Luis Suárez, en su libro «Lo que el mundo le debe a España», estima que la primera gran aportación española fue la conversión de la monarquía visigoda al catolicismo, por encima del arrianismo. Efectivamente, en el III Concilio de Toledo (año 589), los visigodos abrazaron el catolicismo, lo que les hizo someterse a la «Lex romana» y usar el latín en vez de la lengua goda. Aquello fue una cuestión clave para el devenir de Europa y la fortaleza de la Iglesia Católica de Roma. San Isidoro, diría aquello de «Feliz España, madre de príncipes y de pueblos», fue un claro ejemplo del papel que ejercieron los visigodos para salvar en lo posible la cultura clásica de toda Europa, perviviendo muchos años su legado.
La primera convocatoria de Cortes de las que se tiene constancia escrita es la efectuada por Alfonso IX de León en 1188, a la que más tarde se sumarían nuevas asambleas en 1202 y 1208, y que reunieron a los diferentes estamentos que componían la sociedad de la época, incluidos los representantes del pueblo. En la curia regia del Reino de León se incorporan representantes del pueblo. Así, León fue el lugar donde nació el primer parlamento europeo, cuya forma de gobierno se fue luego extendiendo a otros territorios de Europa.
◆ ◆ ◆ ◆
_Reto 1_
Repite textualmente las filas desde la primera hasta la que contiene "915, 381, 985]", ambas incluidas.
El bloque de texto y las filas proceden de fuentes distintas.
◆ ◆ ◆ ◆
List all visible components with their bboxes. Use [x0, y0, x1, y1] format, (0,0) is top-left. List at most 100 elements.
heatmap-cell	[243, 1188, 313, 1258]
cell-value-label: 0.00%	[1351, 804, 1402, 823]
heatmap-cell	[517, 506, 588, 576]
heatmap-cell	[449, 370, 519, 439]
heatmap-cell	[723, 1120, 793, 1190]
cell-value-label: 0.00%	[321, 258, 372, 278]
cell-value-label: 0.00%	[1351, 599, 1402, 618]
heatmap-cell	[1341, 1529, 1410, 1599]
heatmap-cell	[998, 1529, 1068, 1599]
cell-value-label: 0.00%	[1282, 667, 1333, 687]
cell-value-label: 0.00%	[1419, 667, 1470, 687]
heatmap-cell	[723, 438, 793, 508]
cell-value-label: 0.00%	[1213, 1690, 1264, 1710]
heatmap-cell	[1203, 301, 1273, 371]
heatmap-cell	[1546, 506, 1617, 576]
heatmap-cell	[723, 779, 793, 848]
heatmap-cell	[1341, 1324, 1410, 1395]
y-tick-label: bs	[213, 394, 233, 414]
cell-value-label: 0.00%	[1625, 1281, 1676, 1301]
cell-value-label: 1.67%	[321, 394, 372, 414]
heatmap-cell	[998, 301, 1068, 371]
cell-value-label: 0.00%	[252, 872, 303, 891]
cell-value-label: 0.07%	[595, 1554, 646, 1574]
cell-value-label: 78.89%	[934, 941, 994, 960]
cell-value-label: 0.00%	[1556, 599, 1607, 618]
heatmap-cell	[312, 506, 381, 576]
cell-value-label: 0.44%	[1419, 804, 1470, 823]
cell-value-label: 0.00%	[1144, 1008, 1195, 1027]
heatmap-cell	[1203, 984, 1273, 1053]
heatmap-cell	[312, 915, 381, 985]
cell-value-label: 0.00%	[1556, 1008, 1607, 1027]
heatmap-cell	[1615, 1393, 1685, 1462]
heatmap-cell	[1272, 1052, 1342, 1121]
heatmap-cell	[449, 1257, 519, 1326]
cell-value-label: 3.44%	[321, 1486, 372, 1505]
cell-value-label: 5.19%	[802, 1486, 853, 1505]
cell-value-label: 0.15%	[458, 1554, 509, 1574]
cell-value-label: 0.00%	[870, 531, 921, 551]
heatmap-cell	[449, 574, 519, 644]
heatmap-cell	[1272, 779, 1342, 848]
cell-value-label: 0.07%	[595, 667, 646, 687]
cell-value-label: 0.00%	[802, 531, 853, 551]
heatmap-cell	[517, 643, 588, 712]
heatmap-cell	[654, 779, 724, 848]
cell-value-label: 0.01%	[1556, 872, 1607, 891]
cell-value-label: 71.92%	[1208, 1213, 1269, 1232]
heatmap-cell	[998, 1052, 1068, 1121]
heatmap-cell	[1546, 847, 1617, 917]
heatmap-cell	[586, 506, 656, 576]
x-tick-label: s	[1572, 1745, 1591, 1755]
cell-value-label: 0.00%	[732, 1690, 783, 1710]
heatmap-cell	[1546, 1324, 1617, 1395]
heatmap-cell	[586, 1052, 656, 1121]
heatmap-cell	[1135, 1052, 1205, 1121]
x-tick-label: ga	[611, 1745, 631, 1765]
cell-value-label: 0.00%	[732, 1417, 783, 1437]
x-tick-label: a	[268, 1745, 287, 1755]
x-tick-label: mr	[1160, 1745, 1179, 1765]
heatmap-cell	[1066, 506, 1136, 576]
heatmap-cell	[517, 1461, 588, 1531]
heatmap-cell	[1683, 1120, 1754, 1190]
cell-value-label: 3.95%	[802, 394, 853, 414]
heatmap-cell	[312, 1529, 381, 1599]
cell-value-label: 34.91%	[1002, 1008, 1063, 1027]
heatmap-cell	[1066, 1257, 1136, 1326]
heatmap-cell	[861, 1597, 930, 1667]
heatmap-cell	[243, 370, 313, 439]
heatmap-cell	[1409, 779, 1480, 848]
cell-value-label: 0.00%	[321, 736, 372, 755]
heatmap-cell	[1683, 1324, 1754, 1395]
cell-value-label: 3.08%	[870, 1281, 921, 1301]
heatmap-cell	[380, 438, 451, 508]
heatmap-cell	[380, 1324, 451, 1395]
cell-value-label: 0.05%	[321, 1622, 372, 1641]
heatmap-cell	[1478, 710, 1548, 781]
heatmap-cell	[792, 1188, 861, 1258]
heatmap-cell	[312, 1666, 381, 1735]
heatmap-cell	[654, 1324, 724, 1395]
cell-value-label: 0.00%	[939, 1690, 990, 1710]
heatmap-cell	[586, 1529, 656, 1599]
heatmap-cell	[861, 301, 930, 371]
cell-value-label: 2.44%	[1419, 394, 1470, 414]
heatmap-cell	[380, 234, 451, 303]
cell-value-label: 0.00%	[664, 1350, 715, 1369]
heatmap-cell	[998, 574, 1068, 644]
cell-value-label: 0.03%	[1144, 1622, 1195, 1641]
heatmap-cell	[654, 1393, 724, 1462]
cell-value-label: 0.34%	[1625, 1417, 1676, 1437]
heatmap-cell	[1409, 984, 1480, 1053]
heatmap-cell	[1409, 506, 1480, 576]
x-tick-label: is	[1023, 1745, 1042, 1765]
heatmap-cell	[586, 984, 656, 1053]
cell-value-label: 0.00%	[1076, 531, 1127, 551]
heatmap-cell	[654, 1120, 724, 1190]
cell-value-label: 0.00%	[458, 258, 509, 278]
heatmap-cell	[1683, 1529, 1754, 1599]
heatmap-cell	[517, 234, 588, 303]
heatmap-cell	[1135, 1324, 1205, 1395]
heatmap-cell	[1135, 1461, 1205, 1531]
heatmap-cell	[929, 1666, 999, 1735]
◆ ◆ ◆ ◆
_Reto 2_
Copia textualmente el fragmento del bloque de texto que empieza en "Luis Suárez, en" y termina en "años su legado.".

_Solución propuesta 1_
List all visible components with their bboxes. Use [x0, y0, x1, y1] format, (0,0) is top-left. List at most 100 elements.
heatmap-cell	[243, 1188, 313, 1258]
cell-value-label: 0.00%	[1351, 804, 1402, 823]
heatmap-cell	[517, 506, 588, 576]
heatmap-cell	[449, 370, 519, 439]
heatmap-cell	[723, 1120, 793, 1190]
cell-value-label: 0.00%	[321, 258, 372, 278]
cell-value-label: 0.00%	[1351, 599, 1402, 618]
heatmap-cell	[1341, 1529, 1410, 1599]
heatmap-cell	[998, 1529, 1068, 1599]
cell-value-label: 0.00%	[1282, 667, 1333, 687]
cell-value-label: 0.00%	[1419, 667, 1470, 687]
heatmap-cell	[723, 438, 793, 508]
cell-value-label: 0.00%	[1213, 1690, 1264, 1710]
heatmap-cell	[1203, 301, 1273, 371]
heatmap-cell	[1546, 506, 1617, 576]
heatmap-cell	[723, 779, 793, 848]
heatmap-cell	[1341, 1324, 1410, 1395]
y-tick-label: bs	[213, 394, 233, 414]
cell-value-label: 0.00%	[1625, 1281, 1676, 1301]
cell-value-label: 1.67%	[321, 394, 372, 414]
heatmap-cell	[998, 301, 1068, 371]
cell-value-label: 0.00%	[252, 872, 303, 891]
cell-value-label: 0.07%	[595, 1554, 646, 1574]
cell-value-label: 78.89%	[934, 941, 994, 960]
cell-value-label: 0.00%	[1556, 599, 1607, 618]
heatmap-cell	[312, 506, 381, 576]
cell-value-label: 0.44%	[1419, 804, 1470, 823]
cell-value-label: 0.00%	[1144, 1008, 1195, 1027]
heatmap-cell	[1203, 984, 1273, 1053]
heatmap-cell	[312, 915, 381, 985]

_Solución propuesta 2_
Luis Suárez, en su libro «Lo que el mundo le debe a España», estima que la primera gran aportación española fue la conversión de la monarquía visigoda al catolicismo, por encima del arrianismo. Efectivamente, en el III Concilio de Toledo (año 589), los visigodos abrazaron el catolicismo, lo que les hizo someterse a la «Lex romana» y usar el latín en vez de la lengua goda. Aquello fue una cuestión clave para el devenir de Europa y la fortaleza de la Iglesia Católica de Roma. San Isidoro, diría aquello de «Feliz España, madre de príncipes y de pueblos», fue un claro ejemplo del papel que ejercieron los visigodos para salvar en lo posible la cultura clásica de toda Europa, perviviendo muchos años su legado.